__Written instruction__
Give every entry again, word for word.

__Saved entries__
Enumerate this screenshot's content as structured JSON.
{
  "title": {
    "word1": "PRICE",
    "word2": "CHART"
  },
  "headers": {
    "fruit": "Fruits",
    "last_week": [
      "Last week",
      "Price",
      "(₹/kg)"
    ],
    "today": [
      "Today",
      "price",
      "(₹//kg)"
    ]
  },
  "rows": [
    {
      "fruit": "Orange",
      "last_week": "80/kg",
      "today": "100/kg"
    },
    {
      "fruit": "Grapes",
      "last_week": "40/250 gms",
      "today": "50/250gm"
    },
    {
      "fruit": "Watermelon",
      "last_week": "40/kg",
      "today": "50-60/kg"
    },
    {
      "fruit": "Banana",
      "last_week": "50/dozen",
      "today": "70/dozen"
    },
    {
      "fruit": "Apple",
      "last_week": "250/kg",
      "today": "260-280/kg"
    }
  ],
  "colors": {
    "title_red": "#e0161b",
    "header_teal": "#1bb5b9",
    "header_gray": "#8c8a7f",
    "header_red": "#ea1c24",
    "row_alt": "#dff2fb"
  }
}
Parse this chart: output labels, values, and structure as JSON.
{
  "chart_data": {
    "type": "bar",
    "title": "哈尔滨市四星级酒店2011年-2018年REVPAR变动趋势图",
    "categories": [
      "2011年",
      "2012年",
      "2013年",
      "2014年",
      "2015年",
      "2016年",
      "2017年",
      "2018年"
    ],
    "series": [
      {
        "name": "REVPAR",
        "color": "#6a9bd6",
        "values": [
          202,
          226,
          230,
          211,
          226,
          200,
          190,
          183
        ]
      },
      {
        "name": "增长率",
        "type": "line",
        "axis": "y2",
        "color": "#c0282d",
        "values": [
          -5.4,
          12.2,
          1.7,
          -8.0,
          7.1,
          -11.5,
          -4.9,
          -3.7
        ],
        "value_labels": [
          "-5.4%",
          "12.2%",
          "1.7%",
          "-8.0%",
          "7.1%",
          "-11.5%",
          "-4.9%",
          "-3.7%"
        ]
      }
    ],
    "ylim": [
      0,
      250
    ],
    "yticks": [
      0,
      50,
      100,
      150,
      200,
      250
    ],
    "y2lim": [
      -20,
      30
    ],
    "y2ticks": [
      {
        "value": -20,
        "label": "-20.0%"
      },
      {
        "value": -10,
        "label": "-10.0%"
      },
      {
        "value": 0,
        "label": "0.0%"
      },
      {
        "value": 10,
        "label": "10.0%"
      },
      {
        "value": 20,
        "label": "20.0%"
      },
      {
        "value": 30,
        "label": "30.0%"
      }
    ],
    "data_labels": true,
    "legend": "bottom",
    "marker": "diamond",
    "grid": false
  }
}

__Correct response__
Enumerate this screenshot's content as structured JSON.
{
  "title": {
    "word1": "PRICE",
    "word2": "CHART"
  },
  "headers": {
    "fruit": "Fruits",
    "last_week": [
      "Last week",
      "Price",
      "(₹/kg)"
    ],
    "today": [
      "Today",
      "price",
      "(₹//kg)"
    ]
  },
  "rows": [
    {
      "fruit": "Orange",
      "last_week": "80/kg",
      "today": "100/kg"
    },
    {
      "fruit": "Grapes",
      "last_week": "40/250 gms",
      "today": "50/250gm"
    },
    {
      "fruit": "Watermelon",
      "last_week": "40/kg",
      "today": "50-60/kg"
    },
    {
      "fruit": "Banana",
      "last_week": "50/dozen",
      "today": "70/dozen"
    },
    {
      "fruit": "Apple",
      "last_week": "250/kg",
      "today": "260-280/kg"
    }
  ],
  "colors": {
    "title_red": "#e0161b",
    "header_teal": "#1bb5b9",
    "header_gray": "#8c8a7f",
    "header_red": "#ea1c24",
    "row_alt": "#dff2fb"
  }
}
Parse this chart: output labels, values, and structure as JSON.
{
  "chart_data": {
    "type": "bar",
    "title": "哈尔滨市四星级酒店2011年-2018年REVPAR变动趋势图",
    "categories": [
      "2011年",
      "2012年",
      "2013年",
      "2014年",
      "2015年",
      "2016年",
      "2017年",
      "2018年"
    ],
    "series": [
      {
        "name": "REVPAR",
        "color": "#6a9bd6",
        "values": [
          202,
          226,
          230,
          211,
          226,
          200,
          190,
          183
        ]
      },
      {
        "name": "增长率",
        "type": "line",
        "axis": "y2",
        "color": "#c0282d",
        "values": [
          -5.4,
          12.2,
          1.7,
          -8.0,
          7.1,
          -11.5,
          -4.9,
          -3.7
        ],
        "value_labels": [
          "-5.4%",
          "12.2%",
          "1.7%",
          "-8.0%",
          "7.1%",
          "-11.5%",
          "-4.9%",
          "-3.7%"
        ]
      }
    ],
    "ylim": [
      0,
      250
    ],
    "yticks": [
      0,
      50,
      100,
      150,
      200,
      250
    ],
    "y2lim": [
      -20,
      30
    ],
    "y2ticks": [
      {
        "value": -20,
        "label": "-20.0%"
      },
      {
        "value": -10,
        "label": "-10.0%"
      },
      {
        "value": 0,
        "label": "0.0%"
      },
      {
        "value": 10,
        "label": "10.0%"
      },
      {
        "value": 20,
        "label": "20.0%"
      },
      {
        "value": 30,
        "label": "30.0%"
      }
    ],
    "data_labels": true,
    "legend": "bottom",
    "marker": "diamond",
    "grid": false
  }
}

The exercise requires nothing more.